Stated task ▸
Report each line of the data that includes the word "alegria".

-----

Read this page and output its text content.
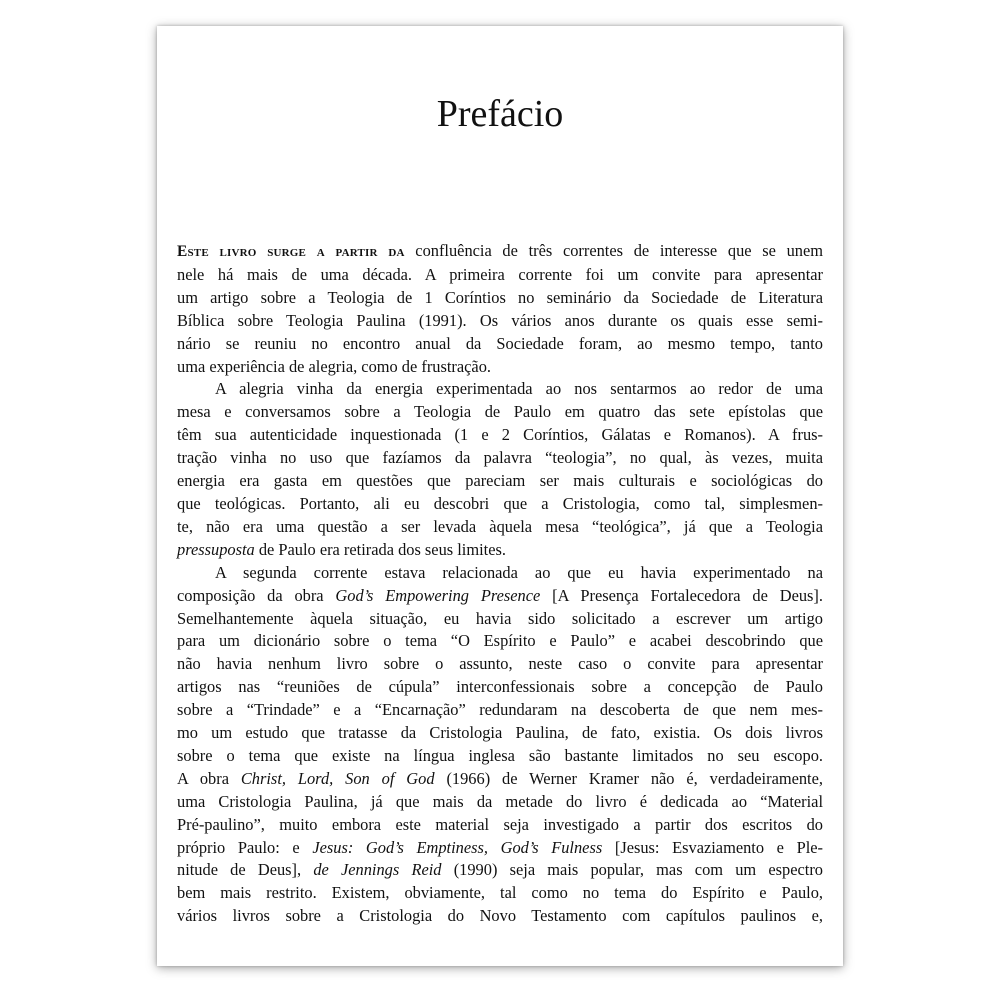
Prefácio
Este livro surge a partir da confluência de três correntes de interesse que se unem
nele há mais de uma década. A primeira corrente foi um convite para apresentar
um artigo sobre a Teologia de 1 Coríntios no seminário da Sociedade de Literatura
Bíblica sobre Teologia Paulina (1991). Os vários anos durante os quais esse semi-
nário se reuniu no encontro anual da Sociedade foram, ao mesmo tempo, tanto
uma experiência de alegria, como de frustração.
A alegria vinha da energia experimentada ao nos sentarmos ao redor de uma
mesa e conversamos sobre a Teologia de Paulo em quatro das sete epístolas que
têm sua autenticidade inquestionada (1 e 2 Coríntios, Gálatas e Romanos). A frus-
tração vinha no uso que fazíamos da palavra “teologia”, no qual, às vezes, muita
energia era gasta em questões que pareciam ser mais culturais e sociológicas do
que teológicas. Portanto, ali eu descobri que a Cristologia, como tal, simplesmen-
te, não era uma questão a ser levada àquela mesa “teológica”, já que a Teologia
pressuposta de Paulo era retirada dos seus limites.
A segunda corrente estava relacionada ao que eu havia experimentado na
composição da obra God’s Empowering Presence [A Presença Fortalecedora de Deus].
Semelhantemente àquela situação, eu havia sido solicitado a escrever um artigo
para um dicionário sobre o tema “O Espírito e Paulo” e acabei descobrindo que
não havia nenhum livro sobre o assunto, neste caso o convite para apresentar
artigos nas “reuniões de cúpula” interconfessionais sobre a concepção de Paulo
sobre a “Trindade” e a “Encarnação” redundaram na descoberta de que nem mes-
mo um estudo que tratasse da Cristologia Paulina, de fato, existia. Os dois livros
sobre o tema que existe na língua inglesa são bastante limitados no seu escopo.
A obra Christ, Lord, Son of God (1966) de Werner Kramer não é, verdadeiramente,
uma Cristologia Paulina, já que mais da metade do livro é dedicada ao “Material
Pré-paulino”, muito embora este material seja investigado a partir dos escritos do
próprio Paulo: e Jesus: God’s Emptiness, God’s Fulness [Jesus: Esvaziamento e Ple-
nitude de Deus], de Jennings Reid (1990) seja mais popular, mas com um espectro
bem mais restrito. Existem, obviamente, tal como no tema do Espírito e Paulo,
vários livros sobre a Cristologia do Novo Testamento com capítulos paulinos e,
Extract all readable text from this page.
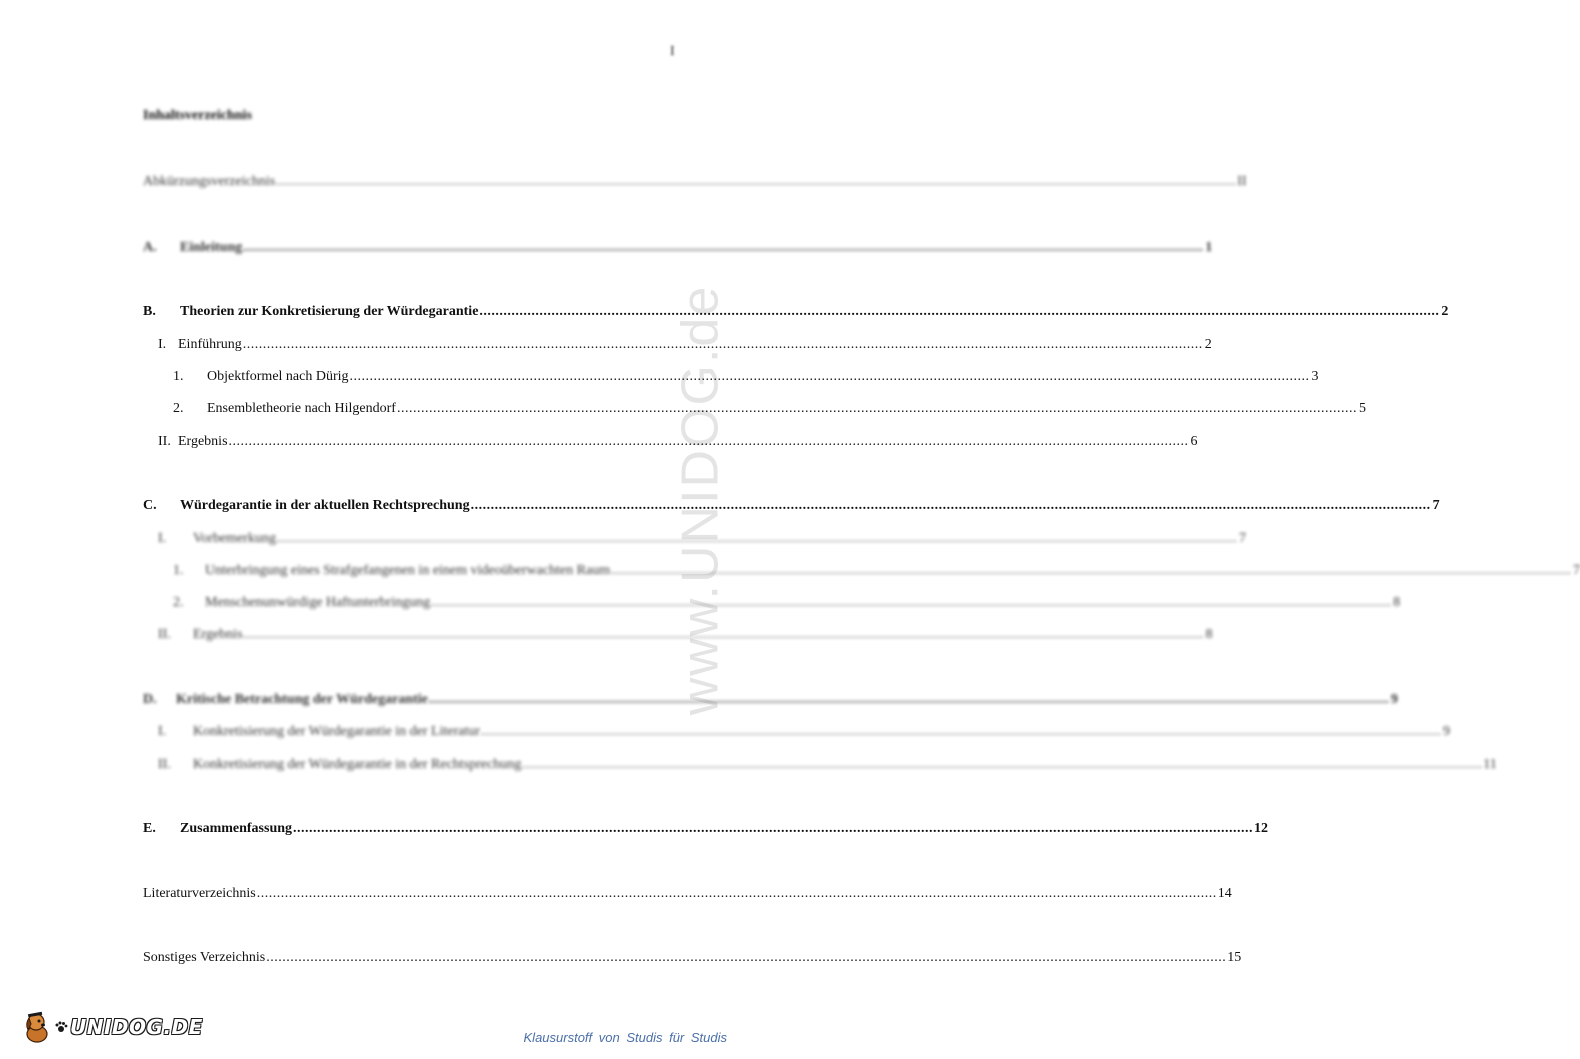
I
Inhaltsverzeichnis
www.UNIDOG.de
Abkürzungsverzeichnis .....	II
A.	Einleitung .....	1
B.	Theorien zur Konkretisierung der Würdegarantie .....	2
I. Einführung .....	2
1.	Objektformel nach Dürig .....	3
2.	Ensembletheorie nach Hilgendorf .....	5
II. Ergebnis .....	6
C.	Würdegarantie in der aktuellen Rechtsprechung .....	7
I.	Vorbemerkung .....	7
1.	Unterbringung eines Strafgefangenen in einem videoüberwachten Raum .....	7
2.	Menschenunwürdige Haftunterbringung .....	8
II.	Ergebnis .....	8
D.	Kritische Betrachtung der Würdegarantie .....	9
I.	Konkretisierung der Würdegarantie in der Literatur .....	9
II.	Konkretisierung der Würdegarantie in der Rechtsprechung .....	11
E.	Zusammenfassung .....	12
Literaturverzeichnis .....	14
Sonstiges Verzeichnis .....	15
UNIDOG.DE	Klausurstoff von Studis für Studis
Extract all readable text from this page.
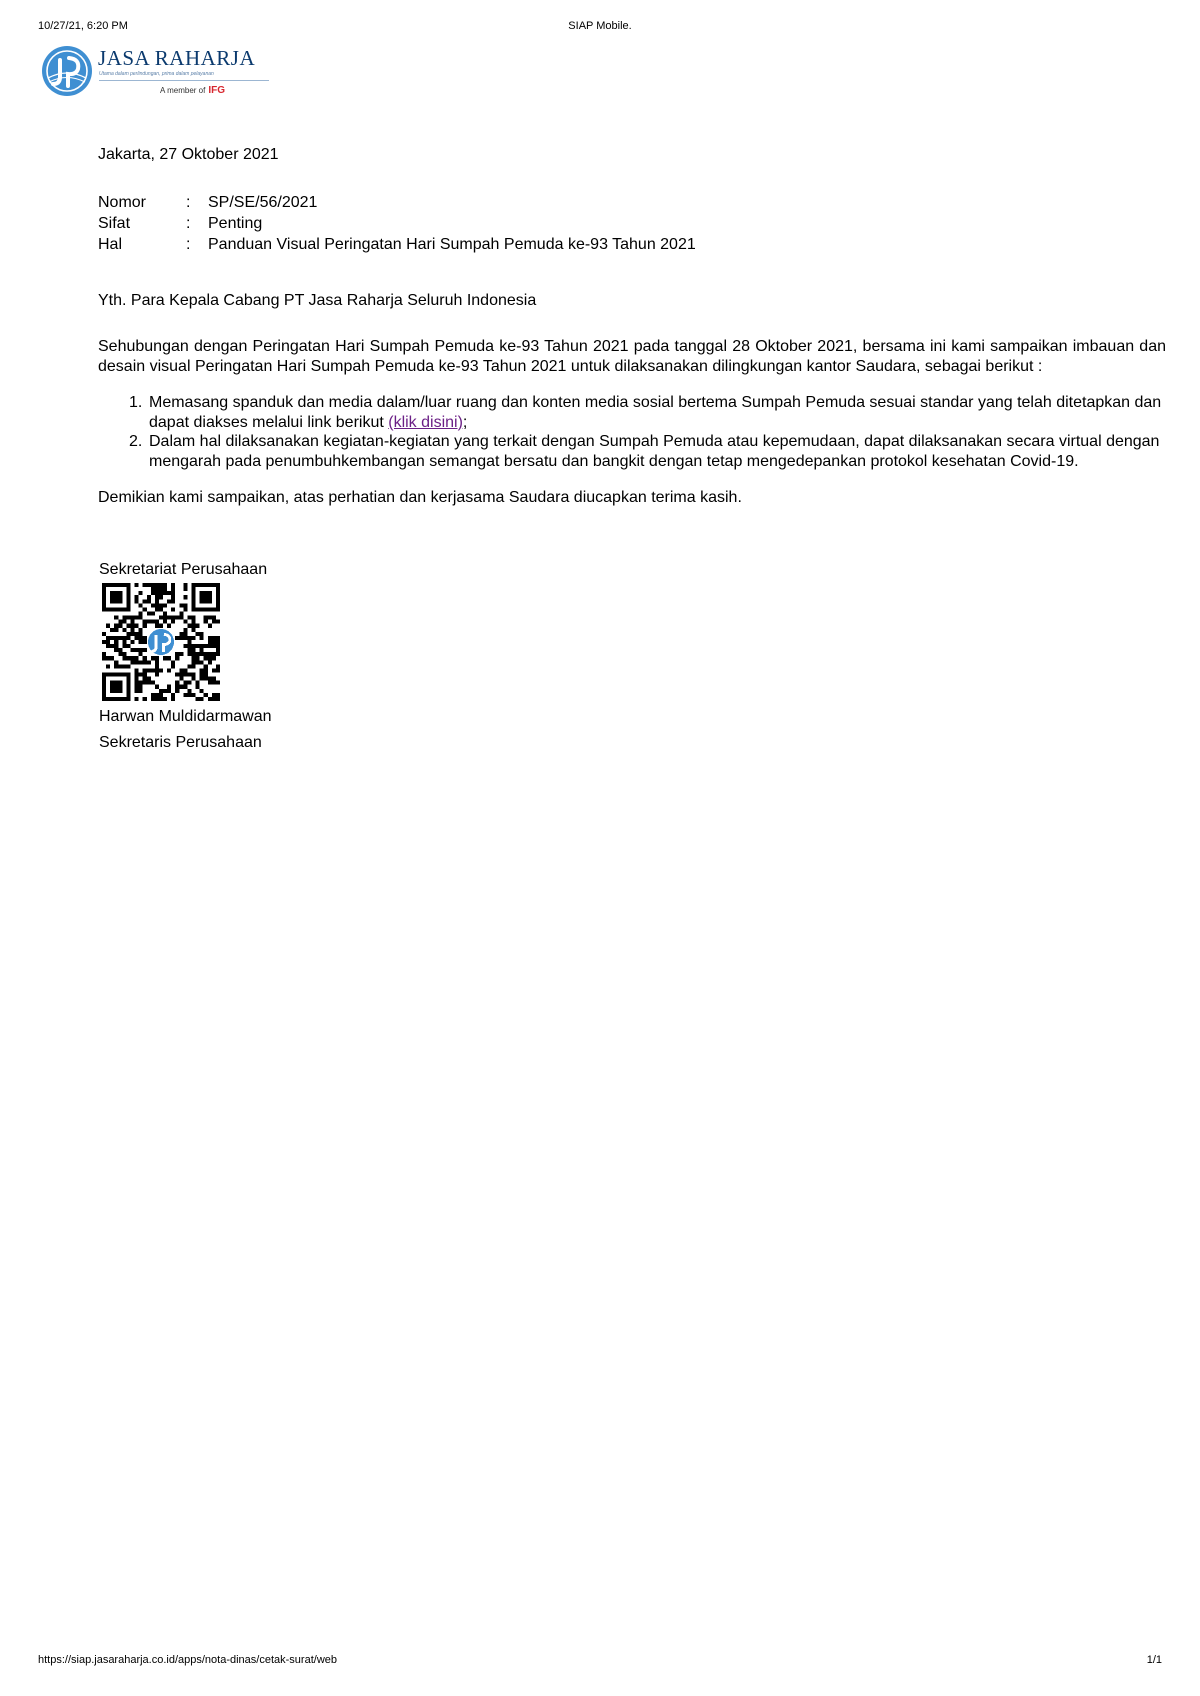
10/27/21, 6:20 PM	SIAP Mobile.
JASA RAHARJA
Utama dalam perlindungan, prima dalam pelayanan
A member of IFG
Jakarta, 27 Oktober 2021
Nomor	:	SP/SE/56/2021
Sifat	:	Penting
Hal	:	Panduan Visual Peringatan Hari Sumpah Pemuda ke-93 Tahun 2021

Yth. Para Kepala Cabang PT Jasa Raharja Seluruh Indonesia

Sehubungan dengan Peringatan Hari Sumpah Pemuda ke-93 Tahun 2021 pada tanggal 28 Oktober 2021, bersama ini kami sampaikan imbauan dan desain visual Peringatan Hari Sumpah Pemuda ke-93 Tahun 2021 untuk dilaksanakan dilingkungan kantor Saudara, sebagai berikut :

1. Memasang spanduk dan media dalam/luar ruang dan konten media sosial bertema Sumpah Pemuda sesuai standar yang telah ditetapkan dan dapat diakses melalui link berikut (klik disini);
2. Dalam hal dilaksanakan kegiatan-kegiatan yang terkait dengan Sumpah Pemuda atau kepemudaan, dapat dilaksanakan secara virtual dengan mengarah pada penumbuhkembangan semangat bersatu dan bangkit dengan tetap mengedepankan protokol kesehatan Covid-19.

Demikian kami sampaikan, atas perhatian dan kerjasama Saudara diucapkan terima kasih.

Sekretariat Perusahaan
Harwan Muldidarmawan
Sekretaris Perusahaan
https://siap.jasaraharja.co.id/apps/nota-dinas/cetak-surat/web	1/1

-----

Finished answer ▸
uma experiência de alegria, como de frustração.
A alegria vinha da energia experimentada ao nos sentarmos ao redor de uma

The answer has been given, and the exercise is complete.